◆ Information shown ◆
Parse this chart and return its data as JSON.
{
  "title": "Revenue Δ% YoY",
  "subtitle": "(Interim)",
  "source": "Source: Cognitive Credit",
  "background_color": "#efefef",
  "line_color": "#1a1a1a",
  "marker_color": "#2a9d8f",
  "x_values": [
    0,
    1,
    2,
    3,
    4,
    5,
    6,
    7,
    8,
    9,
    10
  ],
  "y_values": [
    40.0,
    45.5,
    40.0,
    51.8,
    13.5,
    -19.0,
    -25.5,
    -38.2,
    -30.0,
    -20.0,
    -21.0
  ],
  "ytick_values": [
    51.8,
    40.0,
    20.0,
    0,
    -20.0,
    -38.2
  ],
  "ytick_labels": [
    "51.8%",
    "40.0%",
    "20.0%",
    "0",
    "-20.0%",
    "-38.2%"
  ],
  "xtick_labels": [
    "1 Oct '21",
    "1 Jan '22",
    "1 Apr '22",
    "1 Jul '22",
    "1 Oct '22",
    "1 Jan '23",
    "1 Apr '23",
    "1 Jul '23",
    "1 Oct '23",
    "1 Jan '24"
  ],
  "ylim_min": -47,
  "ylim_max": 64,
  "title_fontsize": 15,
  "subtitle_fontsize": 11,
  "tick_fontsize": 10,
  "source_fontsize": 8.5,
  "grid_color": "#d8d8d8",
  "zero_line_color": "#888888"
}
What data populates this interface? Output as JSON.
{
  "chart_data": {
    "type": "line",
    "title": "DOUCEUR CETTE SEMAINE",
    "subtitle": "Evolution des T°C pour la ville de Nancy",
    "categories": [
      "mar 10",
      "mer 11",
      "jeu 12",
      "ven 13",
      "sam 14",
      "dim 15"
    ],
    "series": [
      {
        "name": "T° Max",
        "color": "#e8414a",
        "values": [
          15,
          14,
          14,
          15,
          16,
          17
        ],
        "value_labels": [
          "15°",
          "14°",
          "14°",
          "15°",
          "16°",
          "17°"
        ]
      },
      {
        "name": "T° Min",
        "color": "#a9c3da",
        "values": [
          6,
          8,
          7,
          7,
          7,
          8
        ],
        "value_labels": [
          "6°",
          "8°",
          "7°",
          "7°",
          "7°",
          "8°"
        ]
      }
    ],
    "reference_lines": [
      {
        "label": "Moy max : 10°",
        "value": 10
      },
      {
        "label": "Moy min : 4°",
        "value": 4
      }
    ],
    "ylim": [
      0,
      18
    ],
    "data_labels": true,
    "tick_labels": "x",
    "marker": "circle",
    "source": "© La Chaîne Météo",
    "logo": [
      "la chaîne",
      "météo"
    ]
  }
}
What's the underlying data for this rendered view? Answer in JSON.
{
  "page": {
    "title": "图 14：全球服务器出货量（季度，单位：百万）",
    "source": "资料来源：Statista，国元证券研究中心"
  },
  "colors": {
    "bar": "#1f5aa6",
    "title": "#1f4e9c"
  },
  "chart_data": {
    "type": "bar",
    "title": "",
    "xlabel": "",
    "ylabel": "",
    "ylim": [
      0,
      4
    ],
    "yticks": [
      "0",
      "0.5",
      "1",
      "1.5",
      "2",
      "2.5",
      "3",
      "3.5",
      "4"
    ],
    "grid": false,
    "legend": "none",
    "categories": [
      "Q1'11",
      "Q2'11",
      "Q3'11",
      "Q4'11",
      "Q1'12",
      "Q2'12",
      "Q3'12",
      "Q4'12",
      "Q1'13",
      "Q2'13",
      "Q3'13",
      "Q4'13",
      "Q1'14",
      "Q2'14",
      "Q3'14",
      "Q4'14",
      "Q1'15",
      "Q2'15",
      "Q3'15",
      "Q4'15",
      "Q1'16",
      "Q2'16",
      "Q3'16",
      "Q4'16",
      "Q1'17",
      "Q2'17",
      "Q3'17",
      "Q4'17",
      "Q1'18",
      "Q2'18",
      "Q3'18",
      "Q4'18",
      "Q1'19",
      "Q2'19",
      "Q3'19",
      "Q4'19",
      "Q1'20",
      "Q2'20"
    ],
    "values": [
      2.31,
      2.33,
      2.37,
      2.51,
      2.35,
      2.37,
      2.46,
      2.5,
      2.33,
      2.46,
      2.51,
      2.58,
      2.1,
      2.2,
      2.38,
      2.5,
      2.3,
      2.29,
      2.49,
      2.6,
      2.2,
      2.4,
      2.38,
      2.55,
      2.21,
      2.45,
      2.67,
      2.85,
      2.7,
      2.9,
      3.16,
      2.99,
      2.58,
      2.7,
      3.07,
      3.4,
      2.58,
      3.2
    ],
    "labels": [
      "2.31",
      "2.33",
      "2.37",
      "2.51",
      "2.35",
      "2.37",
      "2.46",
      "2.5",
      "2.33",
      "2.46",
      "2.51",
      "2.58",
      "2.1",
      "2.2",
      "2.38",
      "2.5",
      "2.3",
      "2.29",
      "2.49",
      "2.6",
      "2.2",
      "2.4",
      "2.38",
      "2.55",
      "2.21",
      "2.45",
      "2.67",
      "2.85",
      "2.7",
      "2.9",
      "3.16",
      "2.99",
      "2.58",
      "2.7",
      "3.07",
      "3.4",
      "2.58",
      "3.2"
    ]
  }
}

◆ Exercise requirements ◆
Copy every line of the records word for word.

◆ Result ◆
Parse this chart and return its data as JSON.
{
  "title": "Revenue Δ% YoY",
  "subtitle": "(Interim)",
  "source": "Source: Cognitive Credit",
  "background_color": "#efefef",
  "line_color": "#1a1a1a",
  "marker_color": "#2a9d8f",
  "x_values": [
    0,
    1,
    2,
    3,
    4,
    5,
    6,
    7,
    8,
    9,
    10
  ],
  "y_values": [
    40.0,
    45.5,
    40.0,
    51.8,
    13.5,
    -19.0,
    -25.5,
    -38.2,
    -30.0,
    -20.0,
    -21.0
  ],
  "ytick_values": [
    51.8,
    40.0,
    20.0,
    0,
    -20.0,
    -38.2
  ],
  "ytick_labels": [
    "51.8%",
    "40.0%",
    "20.0%",
    "0",
    "-20.0%",
    "-38.2%"
  ],
  "xtick_labels": [
    "1 Oct '21",
    "1 Jan '22",
    "1 Apr '22",
    "1 Jul '22",
    "1 Oct '22",
    "1 Jan '23",
    "1 Apr '23",
    "1 Jul '23",
    "1 Oct '23",
    "1 Jan '24"
  ],
  "ylim_min": -47,
  "ylim_max": 64,
  "title_fontsize": 15,
  "subtitle_fontsize": 11,
  "tick_fontsize": 10,
  "source_fontsize": 8.5,
  "grid_color": "#d8d8d8",
  "zero_line_color": "#888888"
}
What data populates this interface? Output as JSON.
{
  "chart_data": {
    "type": "line",
    "title": "DOUCEUR CETTE SEMAINE",
    "subtitle": "Evolution des T°C pour la ville de Nancy",
    "categories": [
      "mar 10",
      "mer 11",
      "jeu 12",
      "ven 13",
      "sam 14",
      "dim 15"
    ],
    "series": [
      {
        "name": "T° Max",
        "color": "#e8414a",
        "values": [
          15,
          14,
          14,
          15,
          16,
          17
        ],
        "value_labels": [
          "15°",
          "14°",
          "14°",
          "15°",
          "16°",
          "17°"
        ]
      },
      {
        "name": "T° Min",
        "color": "#a9c3da",
        "values": [
          6,
          8,
          7,
          7,
          7,
          8
        ],
        "value_labels": [
          "6°",
          "8°",
          "7°",
          "7°",
          "7°",
          "8°"
        ]
      }
    ],
    "reference_lines": [
      {
        "label": "Moy max : 10°",
        "value": 10
      },
      {
        "label": "Moy min : 4°",
        "value": 4
      }
    ],
    "ylim": [
      0,
      18
    ],
    "data_labels": true,
    "tick_labels": "x",
    "marker": "circle",
    "source": "© La Chaîne Météo",
    "logo": [
      "la chaîne",
      "météo"
    ]
  }
}
What's the underlying data for this rendered view? Answer in JSON.
{
  "page": {
    "title": "图 14：全球服务器出货量（季度，单位：百万）",
    "source": "资料来源：Statista，国元证券研究中心"
  },
  "colors": {
    "bar": "#1f5aa6",
    "title": "#1f4e9c"
  },
  "chart_data": {
    "type": "bar",
    "title": "",
    "xlabel": "",
    "ylabel": "",
    "ylim": [
      0,
      4
    ],
    "yticks": [
      "0",
      "0.5",
      "1",
      "1.5",
      "2",
      "2.5",
      "3",
      "3.5",
      "4"
    ],
    "grid": false,
    "legend": "none",
    "categories": [
      "Q1'11",
      "Q2'11",
      "Q3'11",
      "Q4'11",
      "Q1'12",
      "Q2'12",
      "Q3'12",
      "Q4'12",
      "Q1'13",
      "Q2'13",
      "Q3'13",
      "Q4'13",
      "Q1'14",
      "Q2'14",
      "Q3'14",
      "Q4'14",
      "Q1'15",
      "Q2'15",
      "Q3'15",
      "Q4'15",
      "Q1'16",
      "Q2'16",
      "Q3'16",
      "Q4'16",
      "Q1'17",
      "Q2'17",
      "Q3'17",
      "Q4'17",
      "Q1'18",
      "Q2'18",
      "Q3'18",
      "Q4'18",
      "Q1'19",
      "Q2'19",
      "Q3'19",
      "Q4'19",
      "Q1'20",
      "Q2'20"
    ],
    "values": [
      2.31,
      2.33,
      2.37,
      2.51,
      2.35,
      2.37,
      2.46,
      2.5,
      2.33,
      2.46,
      2.51,
      2.58,
      2.1,
      2.2,
      2.38,
      2.5,
      2.3,
      2.29,
      2.49,
      2.6,
      2.2,
      2.4,
      2.38,
      2.55,
      2.21,
      2.45,
      2.67,
      2.85,
      2.7,
      2.9,
      3.16,
      2.99,
      2.58,
      2.7,
      3.07,
      3.4,
      2.58,
      3.2
    ],
    "labels": [
      "2.31",
      "2.33",
      "2.37",
      "2.51",
      "2.35",
      "2.37",
      "2.46",
      "2.5",
      "2.33",
      "2.46",
      "2.51",
      "2.58",
      "2.1",
      "2.2",
      "2.38",
      "2.5",
      "2.3",
      "2.29",
      "2.49",
      "2.6",
      "2.2",
      "2.4",
      "2.38",
      "2.55",
      "2.21",
      "2.45",
      "2.67",
      "2.85",
      "2.7",
      "2.9",
      "3.16",
      "2.99",
      "2.58",
      "2.7",
      "3.07",
      "3.4",
      "2.58",
      "3.2"
    ]
  }
}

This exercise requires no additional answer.